Select the lines below containing the word "территории".

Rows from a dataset

┌──

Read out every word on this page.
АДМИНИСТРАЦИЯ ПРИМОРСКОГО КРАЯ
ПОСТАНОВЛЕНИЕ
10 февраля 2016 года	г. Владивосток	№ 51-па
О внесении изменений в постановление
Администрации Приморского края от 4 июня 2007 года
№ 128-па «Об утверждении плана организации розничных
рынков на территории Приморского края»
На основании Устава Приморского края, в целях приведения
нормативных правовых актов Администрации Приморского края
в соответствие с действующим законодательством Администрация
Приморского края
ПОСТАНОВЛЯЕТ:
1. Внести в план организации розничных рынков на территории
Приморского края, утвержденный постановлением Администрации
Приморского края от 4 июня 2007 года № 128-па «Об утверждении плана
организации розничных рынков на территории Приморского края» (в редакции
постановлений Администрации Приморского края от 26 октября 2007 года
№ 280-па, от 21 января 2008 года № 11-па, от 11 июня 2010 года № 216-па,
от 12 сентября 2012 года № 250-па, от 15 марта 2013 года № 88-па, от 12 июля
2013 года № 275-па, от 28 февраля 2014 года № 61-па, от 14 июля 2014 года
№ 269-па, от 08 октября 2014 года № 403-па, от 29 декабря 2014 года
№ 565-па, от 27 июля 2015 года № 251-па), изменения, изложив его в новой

└──
┌──

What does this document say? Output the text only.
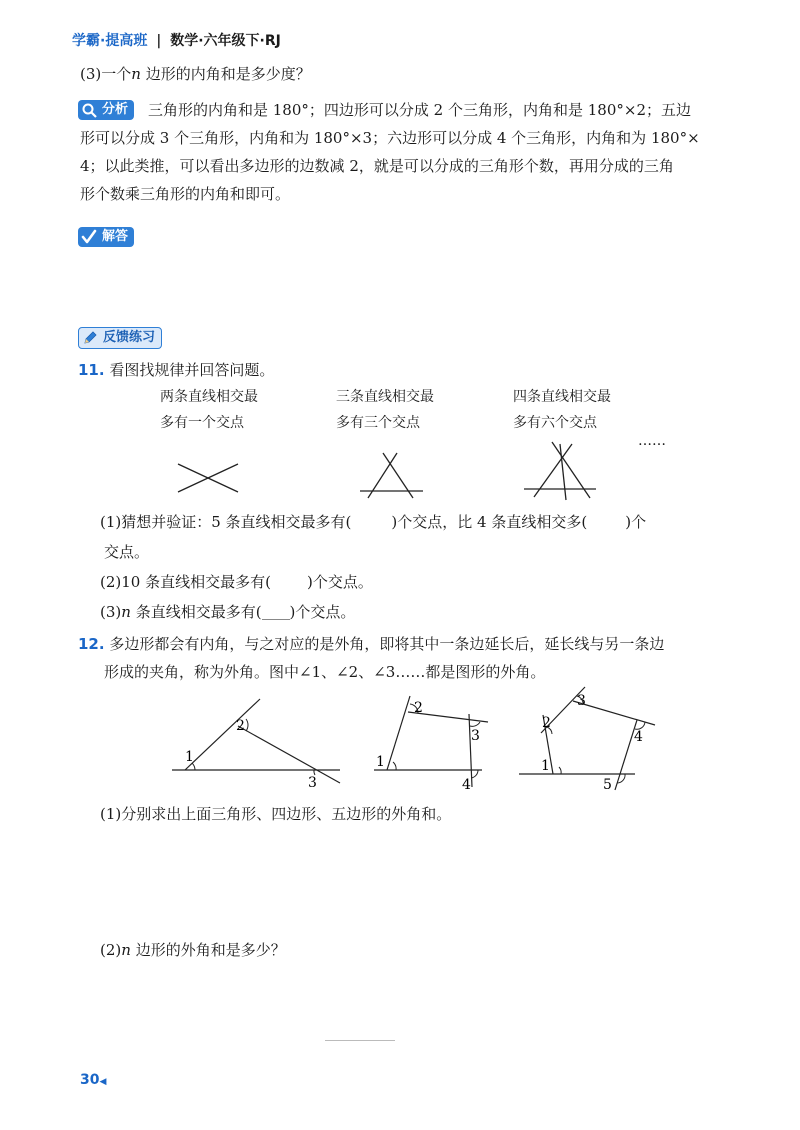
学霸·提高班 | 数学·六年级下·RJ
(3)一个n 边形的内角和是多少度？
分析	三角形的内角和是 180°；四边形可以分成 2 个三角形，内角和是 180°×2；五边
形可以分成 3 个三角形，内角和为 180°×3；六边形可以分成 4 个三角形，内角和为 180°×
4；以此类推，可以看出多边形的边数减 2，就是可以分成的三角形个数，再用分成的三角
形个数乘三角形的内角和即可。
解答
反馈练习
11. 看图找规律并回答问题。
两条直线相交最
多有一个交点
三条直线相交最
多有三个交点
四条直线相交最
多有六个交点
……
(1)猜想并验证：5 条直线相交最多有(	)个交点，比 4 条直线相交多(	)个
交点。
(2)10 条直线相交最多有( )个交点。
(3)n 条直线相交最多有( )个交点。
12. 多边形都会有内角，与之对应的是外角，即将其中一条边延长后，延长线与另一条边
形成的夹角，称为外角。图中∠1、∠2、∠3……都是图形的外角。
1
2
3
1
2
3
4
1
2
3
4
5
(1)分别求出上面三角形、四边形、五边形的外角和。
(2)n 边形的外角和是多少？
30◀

└──
┌──

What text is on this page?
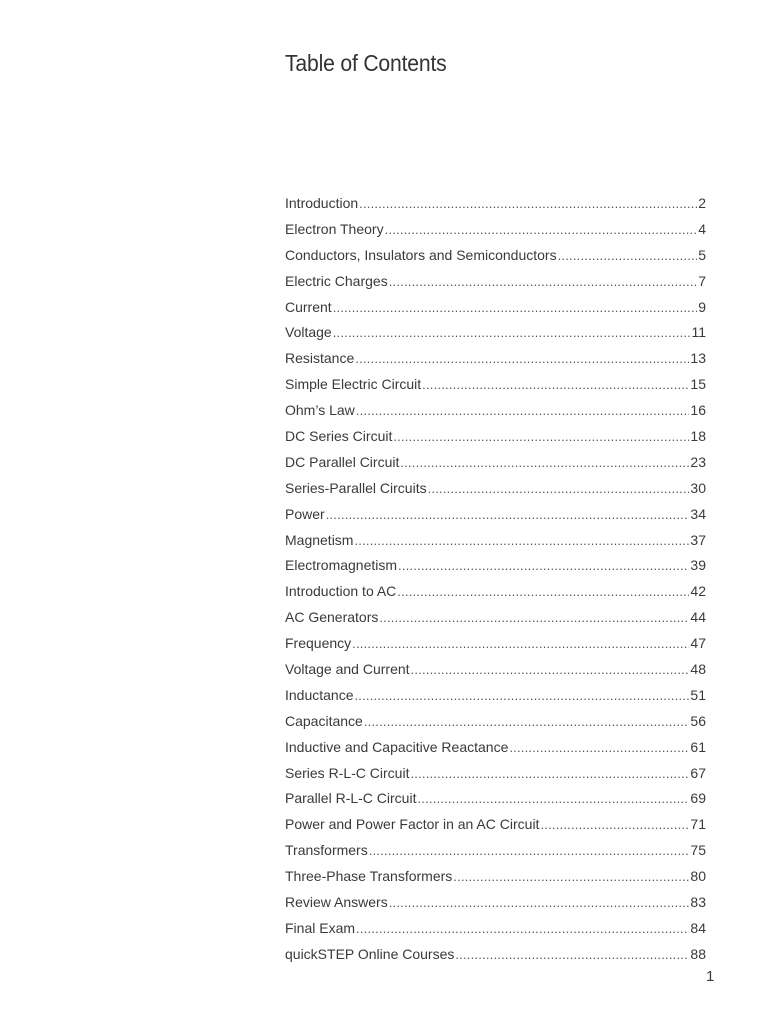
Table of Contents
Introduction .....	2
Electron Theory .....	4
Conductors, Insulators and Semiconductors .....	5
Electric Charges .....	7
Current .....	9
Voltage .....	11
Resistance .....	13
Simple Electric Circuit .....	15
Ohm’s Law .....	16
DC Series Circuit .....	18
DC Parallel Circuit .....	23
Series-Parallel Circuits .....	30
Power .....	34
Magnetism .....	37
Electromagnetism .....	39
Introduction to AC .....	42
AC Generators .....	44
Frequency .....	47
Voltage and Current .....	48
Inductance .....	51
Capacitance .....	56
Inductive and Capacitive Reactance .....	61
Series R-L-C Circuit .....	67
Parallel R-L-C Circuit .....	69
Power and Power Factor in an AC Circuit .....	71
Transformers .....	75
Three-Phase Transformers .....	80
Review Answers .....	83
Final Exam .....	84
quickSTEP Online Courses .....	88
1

└──

*Reply to the task*
рынков на территории Приморского края»
1. Внести в план организации розничных рынков на территории
организации розничных рынков на территории Приморского края» (в редакции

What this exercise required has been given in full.